GOAL OF THE EXERCISE — Count how many lines below contain the word "责任单位", then give that number alone.

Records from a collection
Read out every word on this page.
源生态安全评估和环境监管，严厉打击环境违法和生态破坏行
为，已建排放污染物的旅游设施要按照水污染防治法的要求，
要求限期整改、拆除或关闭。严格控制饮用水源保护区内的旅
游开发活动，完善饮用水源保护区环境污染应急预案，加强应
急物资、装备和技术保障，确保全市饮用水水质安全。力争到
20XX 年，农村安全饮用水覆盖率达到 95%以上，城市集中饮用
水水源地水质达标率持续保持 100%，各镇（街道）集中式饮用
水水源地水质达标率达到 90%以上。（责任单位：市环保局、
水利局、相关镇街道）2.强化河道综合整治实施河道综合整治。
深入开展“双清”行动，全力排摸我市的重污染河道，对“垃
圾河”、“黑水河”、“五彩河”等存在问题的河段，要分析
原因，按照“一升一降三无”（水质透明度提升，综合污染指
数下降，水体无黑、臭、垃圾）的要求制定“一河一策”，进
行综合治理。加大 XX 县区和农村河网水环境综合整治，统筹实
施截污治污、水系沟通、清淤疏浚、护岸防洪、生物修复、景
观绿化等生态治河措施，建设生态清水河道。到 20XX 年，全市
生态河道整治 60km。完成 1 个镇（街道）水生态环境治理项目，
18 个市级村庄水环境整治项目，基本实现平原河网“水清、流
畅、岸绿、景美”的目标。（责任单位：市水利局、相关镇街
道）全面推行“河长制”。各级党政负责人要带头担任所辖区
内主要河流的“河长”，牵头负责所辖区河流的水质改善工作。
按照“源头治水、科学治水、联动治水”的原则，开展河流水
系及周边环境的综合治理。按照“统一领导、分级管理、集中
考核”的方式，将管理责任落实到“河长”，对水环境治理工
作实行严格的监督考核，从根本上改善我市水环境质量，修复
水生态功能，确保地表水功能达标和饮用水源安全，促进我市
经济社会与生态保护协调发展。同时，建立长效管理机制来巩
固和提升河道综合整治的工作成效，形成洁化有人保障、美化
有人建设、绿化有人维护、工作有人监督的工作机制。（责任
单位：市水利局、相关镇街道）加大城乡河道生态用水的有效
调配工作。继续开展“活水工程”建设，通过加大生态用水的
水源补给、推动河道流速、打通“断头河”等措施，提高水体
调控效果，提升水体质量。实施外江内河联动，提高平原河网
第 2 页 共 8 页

EXERCISE ANSWER — 2